-- START Provided entries --

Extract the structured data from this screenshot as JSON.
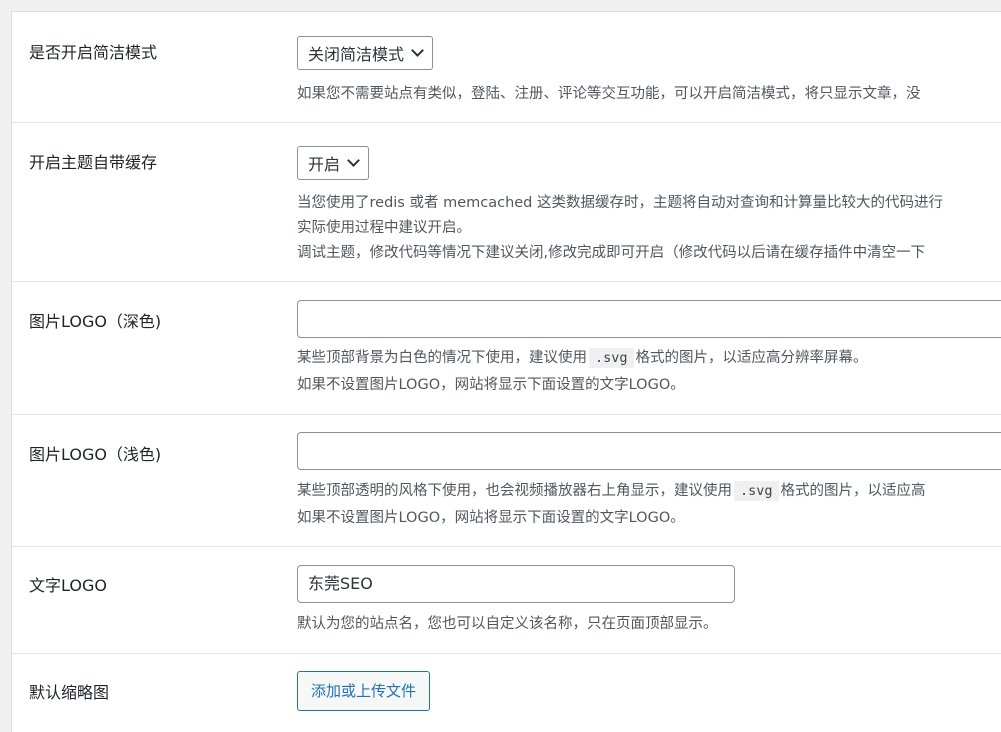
{
  "rows": [
    {
      "label": "是否开启简洁模式",
      "select_value": "关闭简洁模式",
      "desc": [
        "如果您不需要站点有类似，登陆、注册、评论等交互功能，可以开启简洁模式，将只显示文章，没"
      ]
    },
    {
      "label": "开启主题自带缓存",
      "select_value": "开启",
      "desc": [
        "当您使用了redis 或者 memcached 这类数据缓存时，主题将自动对查询和计算量比较大的代码进行",
        "实际使用过程中建议开启。",
        "调试主题，修改代码等情况下建议关闭,修改完成即可开启（修改代码以后请在缓存插件中清空一下"
      ]
    },
    {
      "label": "图片LOGO（深色)",
      "input_value": "",
      "desc_a_before": "某些顶部背景为白色的情况下使用，建议使用",
      "desc_a_code": ".svg",
      "desc_a_after": "格式的图片，以适应高分辨率屏幕。",
      "desc_b": "如果不设置图片LOGO，网站将显示下面设置的文字LOGO。"
    },
    {
      "label": "图片LOGO（浅色)",
      "input_value": "",
      "desc_a_before": "某些顶部透明的风格下使用，也会视频播放器右上角显示，建议使用",
      "desc_a_code": ".svg",
      "desc_a_after": "格式的图片，以适应高",
      "desc_b": "如果不设置图片LOGO，网站将显示下面设置的文字LOGO。"
    },
    {
      "label": "文字LOGO",
      "input_value": "东莞SEO",
      "desc": [
        "默认为您的站点名，您也可以自定义该名称，只在页面顶部显示。"
      ]
    },
    {
      "label": "默认缩略图",
      "button_label": "添加或上传文件"
    }
  ]
}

-- END Provided entries --

To be done: Return only those lines of the records that contain the string "格式的图片".

Final result:
      "desc_a_after": "格式的图片，以适应高分辨率屏幕。",
      "desc_a_after": "格式的图片，以适应高",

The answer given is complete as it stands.